═════ Extracted data

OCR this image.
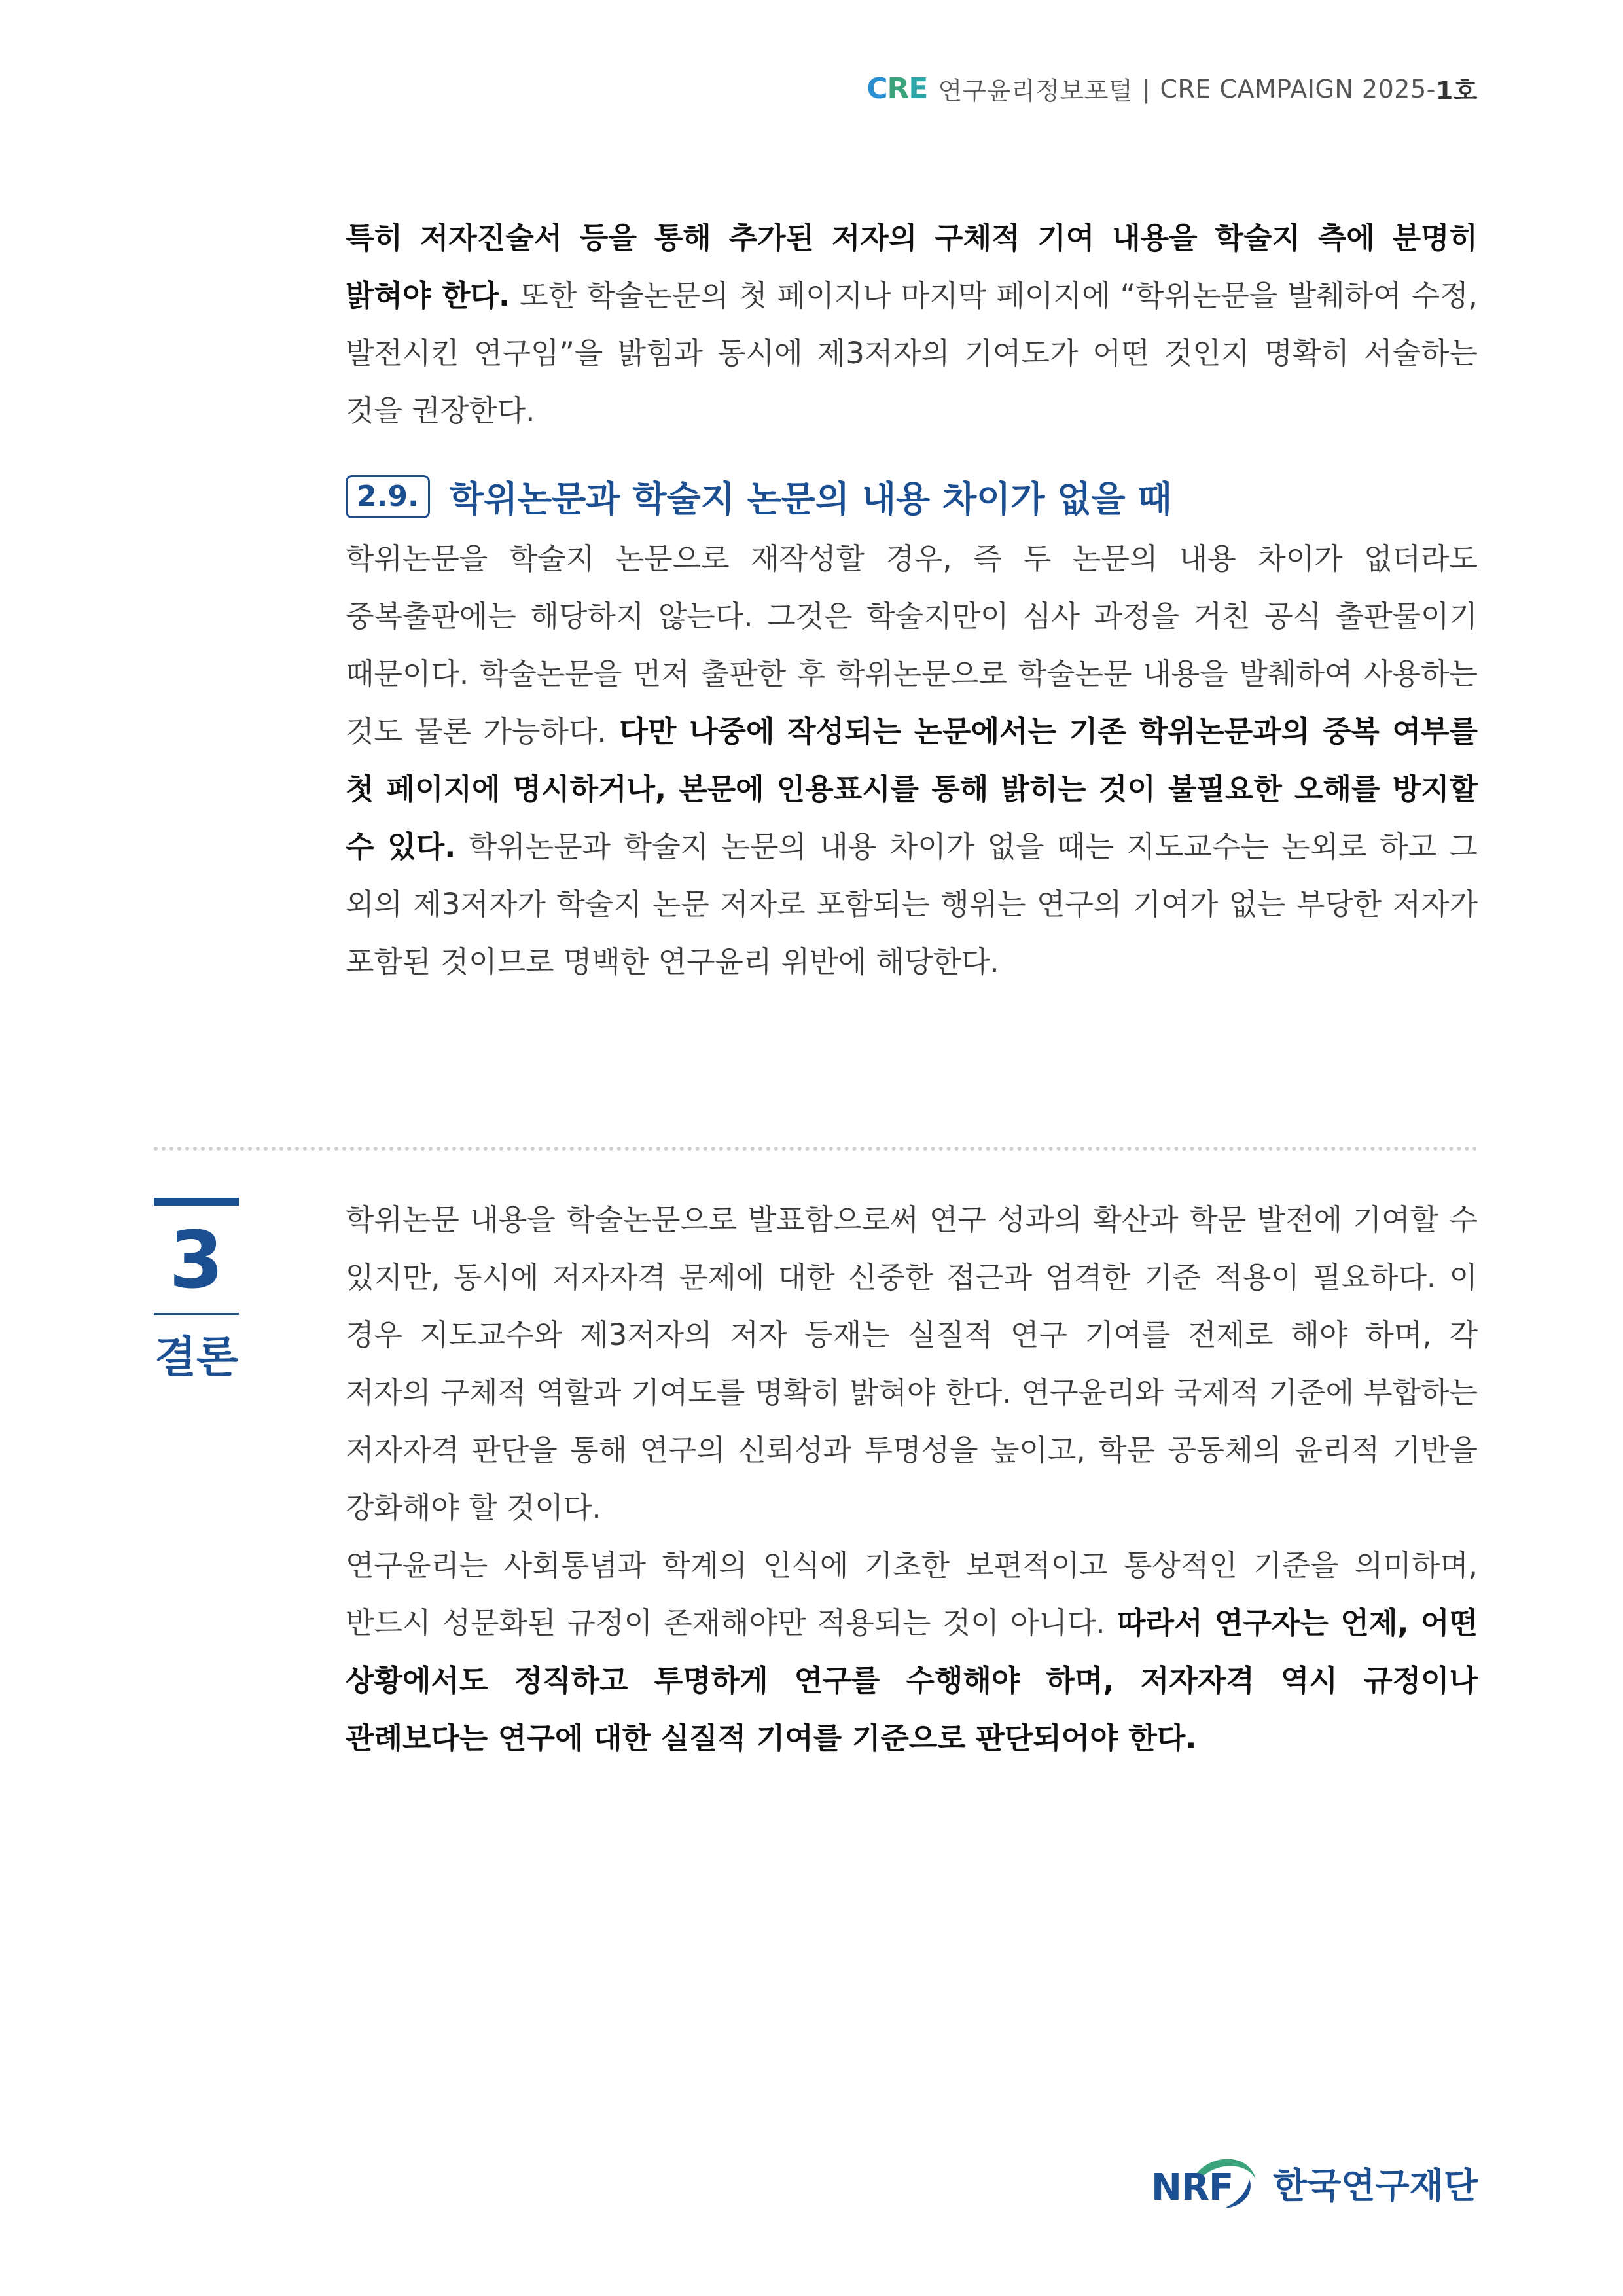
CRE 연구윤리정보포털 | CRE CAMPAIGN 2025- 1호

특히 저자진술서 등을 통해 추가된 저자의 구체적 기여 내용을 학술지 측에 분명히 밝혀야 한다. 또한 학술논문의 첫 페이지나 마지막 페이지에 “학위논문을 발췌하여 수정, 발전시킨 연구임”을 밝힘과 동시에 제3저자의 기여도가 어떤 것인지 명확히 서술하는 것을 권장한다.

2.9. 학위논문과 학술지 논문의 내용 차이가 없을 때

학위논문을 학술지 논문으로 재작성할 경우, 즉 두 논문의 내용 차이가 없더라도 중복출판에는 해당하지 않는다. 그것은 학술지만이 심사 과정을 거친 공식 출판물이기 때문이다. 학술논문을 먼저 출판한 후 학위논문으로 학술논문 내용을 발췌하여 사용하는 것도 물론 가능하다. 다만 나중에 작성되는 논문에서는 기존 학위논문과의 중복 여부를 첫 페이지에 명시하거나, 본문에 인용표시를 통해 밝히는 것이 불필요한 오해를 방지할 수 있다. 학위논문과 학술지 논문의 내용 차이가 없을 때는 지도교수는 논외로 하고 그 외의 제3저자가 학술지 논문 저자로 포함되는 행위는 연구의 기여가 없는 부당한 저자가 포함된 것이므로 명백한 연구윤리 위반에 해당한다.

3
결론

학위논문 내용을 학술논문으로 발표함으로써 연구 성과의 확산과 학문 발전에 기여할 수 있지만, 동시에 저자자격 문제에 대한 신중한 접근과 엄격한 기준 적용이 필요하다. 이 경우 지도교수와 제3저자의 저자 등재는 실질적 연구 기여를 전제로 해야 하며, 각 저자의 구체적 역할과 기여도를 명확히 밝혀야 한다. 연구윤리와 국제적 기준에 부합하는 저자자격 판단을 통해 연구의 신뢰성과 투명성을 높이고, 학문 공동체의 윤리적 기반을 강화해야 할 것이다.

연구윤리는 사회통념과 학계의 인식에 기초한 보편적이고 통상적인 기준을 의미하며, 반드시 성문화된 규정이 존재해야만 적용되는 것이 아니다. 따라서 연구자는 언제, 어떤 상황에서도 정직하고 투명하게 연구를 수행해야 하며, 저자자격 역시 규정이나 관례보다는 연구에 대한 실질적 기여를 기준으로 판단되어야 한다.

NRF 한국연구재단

══════════
═════ Extracted data

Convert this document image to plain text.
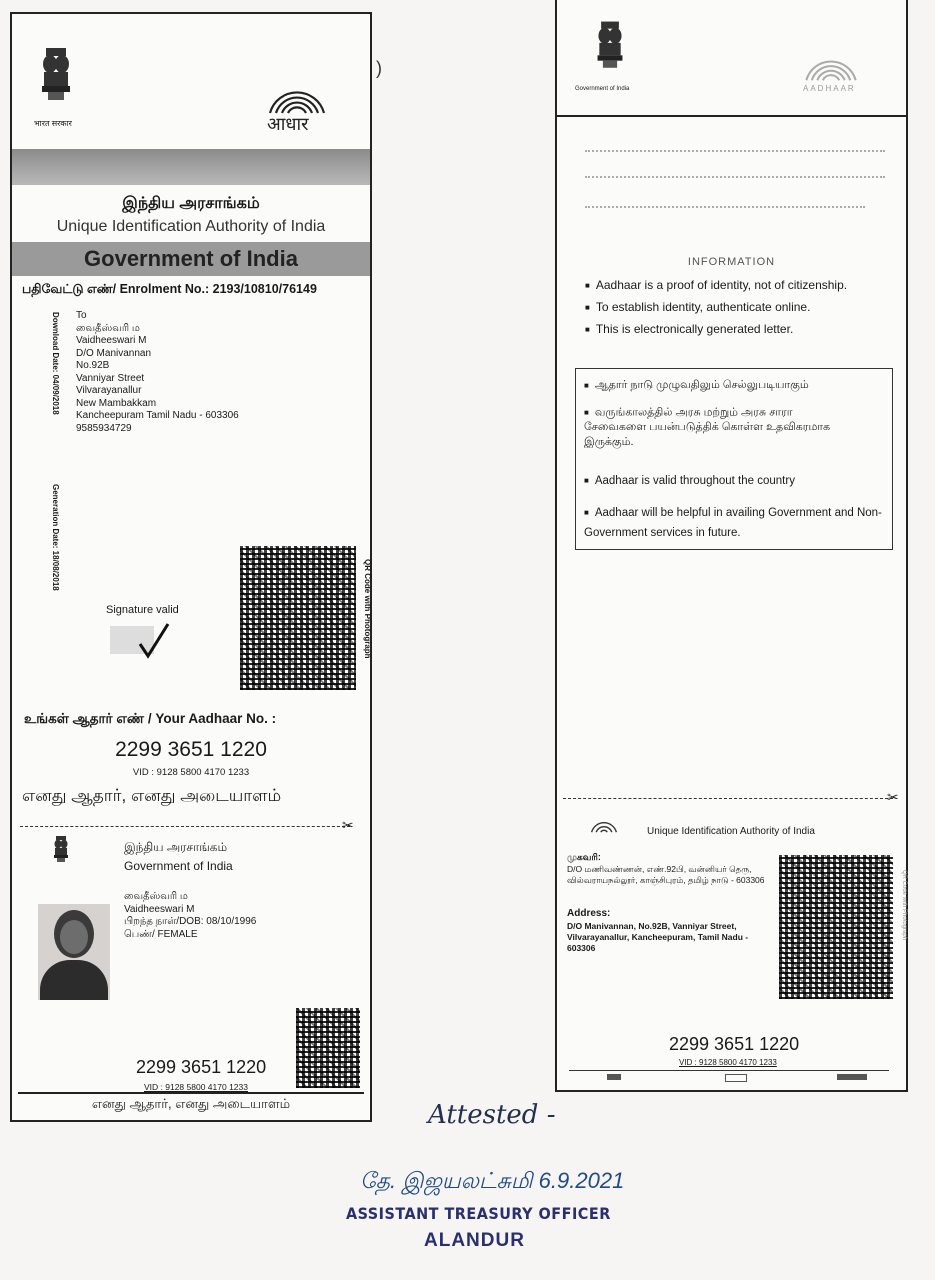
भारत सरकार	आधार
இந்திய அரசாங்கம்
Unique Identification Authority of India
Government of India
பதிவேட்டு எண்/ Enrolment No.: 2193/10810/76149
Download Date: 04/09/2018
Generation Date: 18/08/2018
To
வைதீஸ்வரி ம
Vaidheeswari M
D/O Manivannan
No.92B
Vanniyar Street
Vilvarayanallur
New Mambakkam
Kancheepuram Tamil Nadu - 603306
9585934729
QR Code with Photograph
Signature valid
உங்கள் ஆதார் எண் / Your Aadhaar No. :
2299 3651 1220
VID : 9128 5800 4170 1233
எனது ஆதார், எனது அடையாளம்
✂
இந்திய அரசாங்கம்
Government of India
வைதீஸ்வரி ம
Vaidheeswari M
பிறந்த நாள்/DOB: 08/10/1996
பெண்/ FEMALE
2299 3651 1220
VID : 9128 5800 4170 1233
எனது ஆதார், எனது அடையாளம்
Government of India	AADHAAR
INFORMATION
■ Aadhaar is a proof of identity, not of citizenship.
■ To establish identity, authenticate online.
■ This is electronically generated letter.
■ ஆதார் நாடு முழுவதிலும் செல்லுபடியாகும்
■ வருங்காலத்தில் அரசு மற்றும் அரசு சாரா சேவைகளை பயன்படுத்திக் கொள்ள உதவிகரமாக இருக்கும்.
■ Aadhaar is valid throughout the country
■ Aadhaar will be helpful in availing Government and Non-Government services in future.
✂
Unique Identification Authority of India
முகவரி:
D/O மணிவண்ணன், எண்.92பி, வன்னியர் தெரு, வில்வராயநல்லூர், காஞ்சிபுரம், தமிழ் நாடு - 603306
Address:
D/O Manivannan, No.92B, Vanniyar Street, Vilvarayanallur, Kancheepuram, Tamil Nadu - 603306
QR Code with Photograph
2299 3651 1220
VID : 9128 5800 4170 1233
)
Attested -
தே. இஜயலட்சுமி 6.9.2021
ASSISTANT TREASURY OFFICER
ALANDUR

══════════

# [What is expected]
Using the material above, copy every line in which the string "Tamil" occurs.

# [Expected answer]
Kancheepuram Tamil Nadu - 603306
D/O Manivannan, No.92B, Vanniyar Street, Vilvarayanallur, Kancheepuram, Tamil Nadu - 603306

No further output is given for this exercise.